▶ [EXERCISE DESCRIPTION]
In your copy, reproduce the entries exactly as they are, minus the images.

START STORED DATA

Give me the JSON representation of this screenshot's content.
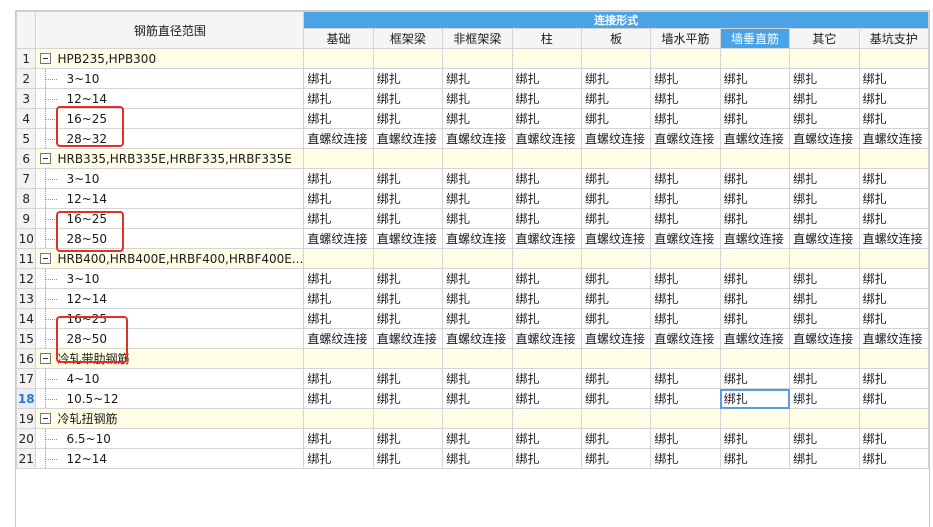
{
  "header": {
    "range_label": "钢筋直径范围",
    "group_label": "连接形式",
    "columns": [
      "基础",
      "框架梁",
      "非框架梁",
      "柱",
      "板",
      "墙水平筋",
      "墙垂直筋",
      "其它",
      "基坑支护"
    ],
    "active_column": "墙垂直筋"
  },
  "rows": [
    {
      "n": "1",
      "type": "group",
      "label": "HPB235,HPB300",
      "vals": [
        "",
        "",
        "",
        "",
        "",
        "",
        "",
        "",
        ""
      ]
    },
    {
      "n": "2",
      "type": "child",
      "label": "3~10",
      "vals": [
        "绑扎",
        "绑扎",
        "绑扎",
        "绑扎",
        "绑扎",
        "绑扎",
        "绑扎",
        "绑扎",
        "绑扎"
      ]
    },
    {
      "n": "3",
      "type": "child",
      "label": "12~14",
      "vals": [
        "绑扎",
        "绑扎",
        "绑扎",
        "绑扎",
        "绑扎",
        "绑扎",
        "绑扎",
        "绑扎",
        "绑扎"
      ]
    },
    {
      "n": "4",
      "type": "child",
      "label": "16~25",
      "vals": [
        "绑扎",
        "绑扎",
        "绑扎",
        "绑扎",
        "绑扎",
        "绑扎",
        "绑扎",
        "绑扎",
        "绑扎"
      ]
    },
    {
      "n": "5",
      "type": "child",
      "label": "28~32",
      "vals": [
        "直螺纹连接",
        "直螺纹连接",
        "直螺纹连接",
        "直螺纹连接",
        "直螺纹连接",
        "直螺纹连接",
        "直螺纹连接",
        "直螺纹连接",
        "直螺纹连接"
      ]
    },
    {
      "n": "6",
      "type": "group",
      "label": "HRB335,HRB335E,HRBF335,HRBF335E",
      "vals": [
        "",
        "",
        "",
        "",
        "",
        "",
        "",
        "",
        ""
      ]
    },
    {
      "n": "7",
      "type": "child",
      "label": "3~10",
      "vals": [
        "绑扎",
        "绑扎",
        "绑扎",
        "绑扎",
        "绑扎",
        "绑扎",
        "绑扎",
        "绑扎",
        "绑扎"
      ]
    },
    {
      "n": "8",
      "type": "child",
      "label": "12~14",
      "vals": [
        "绑扎",
        "绑扎",
        "绑扎",
        "绑扎",
        "绑扎",
        "绑扎",
        "绑扎",
        "绑扎",
        "绑扎"
      ]
    },
    {
      "n": "9",
      "type": "child",
      "label": "16~25",
      "vals": [
        "绑扎",
        "绑扎",
        "绑扎",
        "绑扎",
        "绑扎",
        "绑扎",
        "绑扎",
        "绑扎",
        "绑扎"
      ]
    },
    {
      "n": "10",
      "type": "child",
      "label": "28~50",
      "vals": [
        "直螺纹连接",
        "直螺纹连接",
        "直螺纹连接",
        "直螺纹连接",
        "直螺纹连接",
        "直螺纹连接",
        "直螺纹连接",
        "直螺纹连接",
        "直螺纹连接"
      ]
    },
    {
      "n": "11",
      "type": "group",
      "label": "HRB400,HRB400E,HRBF400,HRBF400E...",
      "vals": [
        "",
        "",
        "",
        "",
        "",
        "",
        "",
        "",
        ""
      ]
    },
    {
      "n": "12",
      "type": "child",
      "label": "3~10",
      "vals": [
        "绑扎",
        "绑扎",
        "绑扎",
        "绑扎",
        "绑扎",
        "绑扎",
        "绑扎",
        "绑扎",
        "绑扎"
      ]
    },
    {
      "n": "13",
      "type": "child",
      "label": "12~14",
      "vals": [
        "绑扎",
        "绑扎",
        "绑扎",
        "绑扎",
        "绑扎",
        "绑扎",
        "绑扎",
        "绑扎",
        "绑扎"
      ]
    },
    {
      "n": "14",
      "type": "child",
      "label": "16~25",
      "vals": [
        "绑扎",
        "绑扎",
        "绑扎",
        "绑扎",
        "绑扎",
        "绑扎",
        "绑扎",
        "绑扎",
        "绑扎"
      ]
    },
    {
      "n": "15",
      "type": "child",
      "label": "28~50",
      "vals": [
        "直螺纹连接",
        "直螺纹连接",
        "直螺纹连接",
        "直螺纹连接",
        "直螺纹连接",
        "直螺纹连接",
        "直螺纹连接",
        "直螺纹连接",
        "直螺纹连接"
      ]
    },
    {
      "n": "16",
      "type": "group",
      "label": "冷轧带肋钢筋",
      "vals": [
        "",
        "",
        "",
        "",
        "",
        "",
        "",
        "",
        ""
      ]
    },
    {
      "n": "17",
      "type": "child",
      "label": "4~10",
      "vals": [
        "绑扎",
        "绑扎",
        "绑扎",
        "绑扎",
        "绑扎",
        "绑扎",
        "绑扎",
        "绑扎",
        "绑扎"
      ]
    },
    {
      "n": "18",
      "type": "child",
      "label": "10.5~12",
      "vals": [
        "绑扎",
        "绑扎",
        "绑扎",
        "绑扎",
        "绑扎",
        "绑扎",
        "绑扎",
        "绑扎",
        "绑扎"
      ]
    },
    {
      "n": "19",
      "type": "group",
      "label": "冷轧扭钢筋",
      "vals": [
        "",
        "",
        "",
        "",
        "",
        "",
        "",
        "",
        ""
      ]
    },
    {
      "n": "20",
      "type": "child",
      "label": "6.5~10",
      "vals": [
        "绑扎",
        "绑扎",
        "绑扎",
        "绑扎",
        "绑扎",
        "绑扎",
        "绑扎",
        "绑扎",
        "绑扎"
      ]
    },
    {
      "n": "21",
      "type": "child",
      "label": "12~14",
      "vals": [
        "绑扎",
        "绑扎",
        "绑扎",
        "绑扎",
        "绑扎",
        "绑扎",
        "绑扎",
        "绑扎",
        "绑扎"
      ]
    }
  ],
  "selected_row": "18",
  "selected_cell": {
    "row": "18",
    "column": "墙垂直筋"
  },
  "highlight_color": "#e0302a",
  "accent_color": "#4aa3e6"
}
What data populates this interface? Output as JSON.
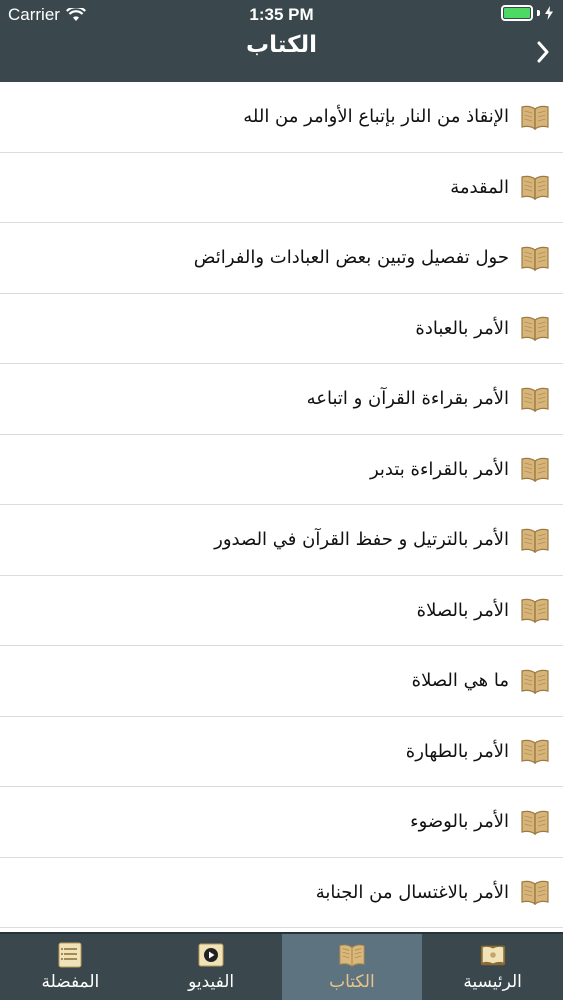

END STORED DATA

▶ [RESPONSE TO THE TASK]
Give me the JSON representation of this screenshot's content.
{
  "header": {
    "range_label": "钢筋直径范围",
    "group_label": "连接形式",
    "columns": [
      "基础",
      "框架梁",
      "非框架梁",
      "柱",
      "板",
      "墙水平筋",
      "墙垂直筋",
      "其它",
      "基坑支护"
    ],
    "active_column": "墙垂直筋"
  },
  "rows": [
    {
      "n": "1",
      "type": "group",
      "label": "HPB235,HPB300",
      "vals": [
        "",
        "",
        "",
        "",
        "",
        "",
        "",
        "",
        ""
      ]
    },
    {
      "n": "2",
      "type": "child",
      "label": "3~10",
      "vals": [
        "绑扎",
        "绑扎",
        "绑扎",
        "绑扎",
        "绑扎",
        "绑扎",
        "绑扎",
        "绑扎",
        "绑扎"
      ]
    },
    {
      "n": "3",
      "type": "child",
      "label": "12~14",
      "vals": [
        "绑扎",
        "绑扎",
        "绑扎",
        "绑扎",
        "绑扎",
        "绑扎",
        "绑扎",
        "绑扎",
        "绑扎"
      ]
    },
    {
      "n": "4",
      "type": "child",
      "label": "16~25",
      "vals": [
        "绑扎",
        "绑扎",
        "绑扎",
        "绑扎",
        "绑扎",
        "绑扎",
        "绑扎",
        "绑扎",
        "绑扎"
      ]
    },
    {
      "n": "5",
      "type": "child",
      "label": "28~32",
      "vals": [
        "直螺纹连接",
        "直螺纹连接",
        "直螺纹连接",
        "直螺纹连接",
        "直螺纹连接",
        "直螺纹连接",
        "直螺纹连接",
        "直螺纹连接",
        "直螺纹连接"
      ]
    },
    {
      "n": "6",
      "type": "group",
      "label": "HRB335,HRB335E,HRBF335,HRBF335E",
      "vals": [
        "",
        "",
        "",
        "",
        "",
        "",
        "",
        "",
        ""
      ]
    },
    {
      "n": "7",
      "type": "child",
      "label": "3~10",
      "vals": [
        "绑扎",
        "绑扎",
        "绑扎",
        "绑扎",
        "绑扎",
        "绑扎",
        "绑扎",
        "绑扎",
        "绑扎"
      ]
    },
    {
      "n": "8",
      "type": "child",
      "label": "12~14",
      "vals": [
        "绑扎",
        "绑扎",
        "绑扎",
        "绑扎",
        "绑扎",
        "绑扎",
        "绑扎",
        "绑扎",
        "绑扎"
      ]
    },
    {
      "n": "9",
      "type": "child",
      "label": "16~25",
      "vals": [
        "绑扎",
        "绑扎",
        "绑扎",
        "绑扎",
        "绑扎",
        "绑扎",
        "绑扎",
        "绑扎",
        "绑扎"
      ]
    },
    {
      "n": "10",
      "type": "child",
      "label": "28~50",
      "vals": [
        "直螺纹连接",
        "直螺纹连接",
        "直螺纹连接",
        "直螺纹连接",
        "直螺纹连接",
        "直螺纹连接",
        "直螺纹连接",
        "直螺纹连接",
        "直螺纹连接"
      ]
    },
    {
      "n": "11",
      "type": "group",
      "label": "HRB400,HRB400E,HRBF400,HRBF400E...",
      "vals": [
        "",
        "",
        "",
        "",
        "",
        "",
        "",
        "",
        ""
      ]
    },
    {
      "n": "12",
      "type": "child",
      "label": "3~10",
      "vals": [
        "绑扎",
        "绑扎",
        "绑扎",
        "绑扎",
        "绑扎",
        "绑扎",
        "绑扎",
        "绑扎",
        "绑扎"
      ]
    },
    {
      "n": "13",
      "type": "child",
      "label": "12~14",
      "vals": [
        "绑扎",
        "绑扎",
        "绑扎",
        "绑扎",
        "绑扎",
        "绑扎",
        "绑扎",
        "绑扎",
        "绑扎"
      ]
    },
    {
      "n": "14",
      "type": "child",
      "label": "16~25",
      "vals": [
        "绑扎",
        "绑扎",
        "绑扎",
        "绑扎",
        "绑扎",
        "绑扎",
        "绑扎",
        "绑扎",
        "绑扎"
      ]
    },
    {
      "n": "15",
      "type": "child",
      "label": "28~50",
      "vals": [
        "直螺纹连接",
        "直螺纹连接",
        "直螺纹连接",
        "直螺纹连接",
        "直螺纹连接",
        "直螺纹连接",
        "直螺纹连接",
        "直螺纹连接",
        "直螺纹连接"
      ]
    },
    {
      "n": "16",
      "type": "group",
      "label": "冷轧带肋钢筋",
      "vals": [
        "",
        "",
        "",
        "",
        "",
        "",
        "",
        "",
        ""
      ]
    },
    {
      "n": "17",
      "type": "child",
      "label": "4~10",
      "vals": [
        "绑扎",
        "绑扎",
        "绑扎",
        "绑扎",
        "绑扎",
        "绑扎",
        "绑扎",
        "绑扎",
        "绑扎"
      ]
    },
    {
      "n": "18",
      "type": "child",
      "label": "10.5~12",
      "vals": [
        "绑扎",
        "绑扎",
        "绑扎",
        "绑扎",
        "绑扎",
        "绑扎",
        "绑扎",
        "绑扎",
        "绑扎"
      ]
    },
    {
      "n": "19",
      "type": "group",
      "label": "冷轧扭钢筋",
      "vals": [
        "",
        "",
        "",
        "",
        "",
        "",
        "",
        "",
        ""
      ]
    },
    {
      "n": "20",
      "type": "child",
      "label": "6.5~10",
      "vals": [
        "绑扎",
        "绑扎",
        "绑扎",
        "绑扎",
        "绑扎",
        "绑扎",
        "绑扎",
        "绑扎",
        "绑扎"
      ]
    },
    {
      "n": "21",
      "type": "child",
      "label": "12~14",
      "vals": [
        "绑扎",
        "绑扎",
        "绑扎",
        "绑扎",
        "绑扎",
        "绑扎",
        "绑扎",
        "绑扎",
        "绑扎"
      ]
    }
  ],
  "selected_row": "18",
  "selected_cell": {
    "row": "18",
    "column": "墙垂直筋"
  },
  "highlight_color": "#e0302a",
  "accent_color": "#4aa3e6"
}
What data populates this interface? Output as JSON.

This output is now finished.